### Task details
Rewrite the records below, changing every "moon-icon" to "crescent-icon" and leaving everything else as it is.

— START OF Data to process —

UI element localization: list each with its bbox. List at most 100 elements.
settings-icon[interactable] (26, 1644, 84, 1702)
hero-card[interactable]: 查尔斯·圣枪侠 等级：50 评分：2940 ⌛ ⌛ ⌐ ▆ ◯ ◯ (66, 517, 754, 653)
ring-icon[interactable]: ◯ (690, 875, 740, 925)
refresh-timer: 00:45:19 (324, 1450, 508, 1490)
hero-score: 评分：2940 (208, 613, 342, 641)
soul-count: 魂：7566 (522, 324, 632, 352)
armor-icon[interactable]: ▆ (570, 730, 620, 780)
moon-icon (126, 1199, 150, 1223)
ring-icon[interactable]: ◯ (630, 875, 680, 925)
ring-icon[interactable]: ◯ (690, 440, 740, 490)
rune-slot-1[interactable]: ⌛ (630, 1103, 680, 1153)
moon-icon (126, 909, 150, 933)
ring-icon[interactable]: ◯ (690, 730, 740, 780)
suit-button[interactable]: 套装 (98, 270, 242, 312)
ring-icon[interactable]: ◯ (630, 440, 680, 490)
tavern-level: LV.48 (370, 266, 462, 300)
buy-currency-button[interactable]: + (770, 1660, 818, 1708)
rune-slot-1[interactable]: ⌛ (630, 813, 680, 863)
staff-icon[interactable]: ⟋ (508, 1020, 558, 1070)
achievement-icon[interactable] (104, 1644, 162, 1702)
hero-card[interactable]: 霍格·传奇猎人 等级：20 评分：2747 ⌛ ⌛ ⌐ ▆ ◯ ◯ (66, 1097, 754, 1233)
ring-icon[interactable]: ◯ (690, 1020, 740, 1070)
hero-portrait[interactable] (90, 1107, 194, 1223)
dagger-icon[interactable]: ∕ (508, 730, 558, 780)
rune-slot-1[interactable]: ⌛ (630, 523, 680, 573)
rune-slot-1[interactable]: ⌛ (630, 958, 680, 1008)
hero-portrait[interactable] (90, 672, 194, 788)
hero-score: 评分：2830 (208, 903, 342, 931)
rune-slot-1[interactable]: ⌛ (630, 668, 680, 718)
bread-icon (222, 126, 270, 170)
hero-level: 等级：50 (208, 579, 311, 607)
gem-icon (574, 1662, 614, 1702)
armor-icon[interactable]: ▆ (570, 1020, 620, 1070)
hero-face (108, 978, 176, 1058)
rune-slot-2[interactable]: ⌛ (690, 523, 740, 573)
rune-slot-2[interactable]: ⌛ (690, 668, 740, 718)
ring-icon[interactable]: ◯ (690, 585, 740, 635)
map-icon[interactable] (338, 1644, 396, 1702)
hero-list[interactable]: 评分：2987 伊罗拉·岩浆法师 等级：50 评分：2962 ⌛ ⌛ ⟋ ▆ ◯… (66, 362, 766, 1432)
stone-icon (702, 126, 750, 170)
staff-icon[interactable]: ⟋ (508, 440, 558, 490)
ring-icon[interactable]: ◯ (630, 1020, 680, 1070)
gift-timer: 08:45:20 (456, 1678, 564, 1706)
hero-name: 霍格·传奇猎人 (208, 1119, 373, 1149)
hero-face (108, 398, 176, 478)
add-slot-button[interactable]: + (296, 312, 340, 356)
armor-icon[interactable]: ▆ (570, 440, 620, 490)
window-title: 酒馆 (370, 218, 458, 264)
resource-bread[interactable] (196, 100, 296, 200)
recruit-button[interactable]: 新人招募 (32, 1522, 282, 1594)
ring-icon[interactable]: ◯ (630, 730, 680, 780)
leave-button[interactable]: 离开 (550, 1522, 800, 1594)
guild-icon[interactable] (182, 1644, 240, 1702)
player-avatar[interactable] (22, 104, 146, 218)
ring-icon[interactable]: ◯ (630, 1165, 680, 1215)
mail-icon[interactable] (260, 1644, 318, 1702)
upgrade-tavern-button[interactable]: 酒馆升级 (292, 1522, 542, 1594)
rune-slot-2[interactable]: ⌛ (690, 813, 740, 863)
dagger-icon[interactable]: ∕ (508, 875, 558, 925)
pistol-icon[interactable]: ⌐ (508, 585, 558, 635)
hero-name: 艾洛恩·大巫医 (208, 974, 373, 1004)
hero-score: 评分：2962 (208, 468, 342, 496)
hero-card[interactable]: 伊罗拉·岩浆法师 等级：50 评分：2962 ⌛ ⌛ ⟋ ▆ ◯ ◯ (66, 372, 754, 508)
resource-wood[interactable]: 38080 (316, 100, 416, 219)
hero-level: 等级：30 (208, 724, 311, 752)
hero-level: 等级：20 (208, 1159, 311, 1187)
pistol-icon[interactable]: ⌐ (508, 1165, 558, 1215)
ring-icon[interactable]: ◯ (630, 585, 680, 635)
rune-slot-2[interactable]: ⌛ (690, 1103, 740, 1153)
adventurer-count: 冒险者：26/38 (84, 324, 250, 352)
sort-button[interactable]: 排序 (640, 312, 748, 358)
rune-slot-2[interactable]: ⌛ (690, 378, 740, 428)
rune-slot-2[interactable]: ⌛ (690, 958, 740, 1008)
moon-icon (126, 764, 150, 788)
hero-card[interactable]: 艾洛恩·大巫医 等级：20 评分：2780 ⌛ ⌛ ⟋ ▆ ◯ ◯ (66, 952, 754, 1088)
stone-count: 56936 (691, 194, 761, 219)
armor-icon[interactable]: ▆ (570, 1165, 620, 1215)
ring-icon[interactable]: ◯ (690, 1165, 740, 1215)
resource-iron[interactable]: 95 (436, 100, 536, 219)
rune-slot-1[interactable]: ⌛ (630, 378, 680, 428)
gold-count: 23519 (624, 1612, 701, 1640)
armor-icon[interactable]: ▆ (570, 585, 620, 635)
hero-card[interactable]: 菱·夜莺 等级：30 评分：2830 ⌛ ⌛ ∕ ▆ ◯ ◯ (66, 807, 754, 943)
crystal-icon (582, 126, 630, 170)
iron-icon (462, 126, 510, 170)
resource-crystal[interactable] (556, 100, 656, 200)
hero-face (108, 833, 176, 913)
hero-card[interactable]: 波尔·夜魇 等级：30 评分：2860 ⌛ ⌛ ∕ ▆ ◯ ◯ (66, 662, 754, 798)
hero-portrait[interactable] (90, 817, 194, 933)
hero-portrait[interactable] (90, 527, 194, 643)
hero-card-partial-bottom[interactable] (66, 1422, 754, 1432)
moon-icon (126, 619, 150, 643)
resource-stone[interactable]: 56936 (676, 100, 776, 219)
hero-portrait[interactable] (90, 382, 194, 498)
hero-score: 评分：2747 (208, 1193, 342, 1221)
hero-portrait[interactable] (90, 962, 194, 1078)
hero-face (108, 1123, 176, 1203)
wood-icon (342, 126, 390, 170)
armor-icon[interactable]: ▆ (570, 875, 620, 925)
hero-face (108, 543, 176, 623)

— END OF Data to process —

### Full solution
UI element localization: list each with its bbox. List at most 100 elements.
settings-icon[interactable] (26, 1644, 84, 1702)
hero-card[interactable]: 查尔斯·圣枪侠 等级：50 评分：2940 ⌛ ⌛ ⌐ ▆ ◯ ◯ (66, 517, 754, 653)
ring-icon[interactable]: ◯ (690, 875, 740, 925)
refresh-timer: 00:45:19 (324, 1450, 508, 1490)
hero-score: 评分：2940 (208, 613, 342, 641)
soul-count: 魂：7566 (522, 324, 632, 352)
armor-icon[interactable]: ▆ (570, 730, 620, 780)
crescent-icon (126, 1199, 150, 1223)
ring-icon[interactable]: ◯ (630, 875, 680, 925)
ring-icon[interactable]: ◯ (690, 440, 740, 490)
rune-slot-1[interactable]: ⌛ (630, 1103, 680, 1153)
crescent-icon (126, 909, 150, 933)
ring-icon[interactable]: ◯ (690, 730, 740, 780)
suit-button[interactable]: 套装 (98, 270, 242, 312)
ring-icon[interactable]: ◯ (630, 440, 680, 490)
tavern-level: LV.48 (370, 266, 462, 300)
buy-currency-button[interactable]: + (770, 1660, 818, 1708)
rune-slot-1[interactable]: ⌛ (630, 813, 680, 863)
staff-icon[interactable]: ⟋ (508, 1020, 558, 1070)
achievement-icon[interactable] (104, 1644, 162, 1702)
hero-card[interactable]: 霍格·传奇猎人 等级：20 评分：2747 ⌛ ⌛ ⌐ ▆ ◯ ◯ (66, 1097, 754, 1233)
ring-icon[interactable]: ◯ (690, 1020, 740, 1070)
hero-portrait[interactable] (90, 1107, 194, 1223)
dagger-icon[interactable]: ∕ (508, 730, 558, 780)
rune-slot-1[interactable]: ⌛ (630, 523, 680, 573)
rune-slot-1[interactable]: ⌛ (630, 958, 680, 1008)
hero-portrait[interactable] (90, 672, 194, 788)
hero-score: 评分：2830 (208, 903, 342, 931)
rune-slot-1[interactable]: ⌛ (630, 668, 680, 718)
bread-icon (222, 126, 270, 170)
hero-level: 等级：50 (208, 579, 311, 607)
gem-icon (574, 1662, 614, 1702)
armor-icon[interactable]: ▆ (570, 1020, 620, 1070)
hero-face (108, 978, 176, 1058)
rune-slot-2[interactable]: ⌛ (690, 523, 740, 573)
rune-slot-2[interactable]: ⌛ (690, 668, 740, 718)
ring-icon[interactable]: ◯ (690, 585, 740, 635)
map-icon[interactable] (338, 1644, 396, 1702)
hero-list[interactable]: 评分：2987 伊罗拉·岩浆法师 等级：50 评分：2962 ⌛ ⌛ ⟋ ▆ ◯… (66, 362, 766, 1432)
stone-icon (702, 126, 750, 170)
staff-icon[interactable]: ⟋ (508, 440, 558, 490)
ring-icon[interactable]: ◯ (630, 1020, 680, 1070)
gift-timer: 08:45:20 (456, 1678, 564, 1706)
hero-name: 霍格·传奇猎人 (208, 1119, 373, 1149)
hero-face (108, 398, 176, 478)
add-slot-button[interactable]: + (296, 312, 340, 356)
armor-icon[interactable]: ▆ (570, 440, 620, 490)
window-title: 酒馆 (370, 218, 458, 264)
resource-bread[interactable] (196, 100, 296, 200)
recruit-button[interactable]: 新人招募 (32, 1522, 282, 1594)
ring-icon[interactable]: ◯ (630, 730, 680, 780)
leave-button[interactable]: 离开 (550, 1522, 800, 1594)
guild-icon[interactable] (182, 1644, 240, 1702)
player-avatar[interactable] (22, 104, 146, 218)
ring-icon[interactable]: ◯ (630, 1165, 680, 1215)
mail-icon[interactable] (260, 1644, 318, 1702)
upgrade-tavern-button[interactable]: 酒馆升级 (292, 1522, 542, 1594)
rune-slot-2[interactable]: ⌛ (690, 813, 740, 863)
dagger-icon[interactable]: ∕ (508, 875, 558, 925)
pistol-icon[interactable]: ⌐ (508, 585, 558, 635)
hero-name: 艾洛恩·大巫医 (208, 974, 373, 1004)
hero-score: 评分：2962 (208, 468, 342, 496)
hero-card[interactable]: 伊罗拉·岩浆法师 等级：50 评分：2962 ⌛ ⌛ ⟋ ▆ ◯ ◯ (66, 372, 754, 508)
resource-wood[interactable]: 38080 (316, 100, 416, 219)
hero-level: 等级：30 (208, 724, 311, 752)
hero-level: 等级：20 (208, 1159, 311, 1187)
pistol-icon[interactable]: ⌐ (508, 1165, 558, 1215)
ring-icon[interactable]: ◯ (630, 585, 680, 635)
rune-slot-2[interactable]: ⌛ (690, 1103, 740, 1153)
adventurer-count: 冒险者：26/38 (84, 324, 250, 352)
sort-button[interactable]: 排序 (640, 312, 748, 358)
rune-slot-2[interactable]: ⌛ (690, 378, 740, 428)
rune-slot-2[interactable]: ⌛ (690, 958, 740, 1008)
crescent-icon (126, 764, 150, 788)
hero-card[interactable]: 艾洛恩·大巫医 等级：20 评分：2780 ⌛ ⌛ ⟋ ▆ ◯ ◯ (66, 952, 754, 1088)
stone-count: 56936 (691, 194, 761, 219)
armor-icon[interactable]: ▆ (570, 1165, 620, 1215)
ring-icon[interactable]: ◯ (690, 1165, 740, 1215)
resource-iron[interactable]: 95 (436, 100, 536, 219)
rune-slot-1[interactable]: ⌛ (630, 378, 680, 428)
gold-count: 23519 (624, 1612, 701, 1640)
armor-icon[interactable]: ▆ (570, 585, 620, 635)
hero-card[interactable]: 菱·夜莺 等级：30 评分：2830 ⌛ ⌛ ∕ ▆ ◯ ◯ (66, 807, 754, 943)
crystal-icon (582, 126, 630, 170)
iron-icon (462, 126, 510, 170)
resource-crystal[interactable] (556, 100, 656, 200)
hero-face (108, 833, 176, 913)
hero-card[interactable]: 波尔·夜魇 等级：30 评分：2860 ⌛ ⌛ ∕ ▆ ◯ ◯ (66, 662, 754, 798)
hero-portrait[interactable] (90, 817, 194, 933)
hero-portrait[interactable] (90, 527, 194, 643)
hero-card-partial-bottom[interactable] (66, 1422, 754, 1432)
crescent-icon (126, 619, 150, 643)
resource-stone[interactable]: 56936 (676, 100, 776, 219)
hero-portrait[interactable] (90, 382, 194, 498)
hero-score: 评分：2747 (208, 1193, 342, 1221)
hero-portrait[interactable] (90, 962, 194, 1078)
hero-face (108, 1123, 176, 1203)
wood-icon (342, 126, 390, 170)
armor-icon[interactable]: ▆ (570, 875, 620, 925)
hero-face (108, 543, 176, 623)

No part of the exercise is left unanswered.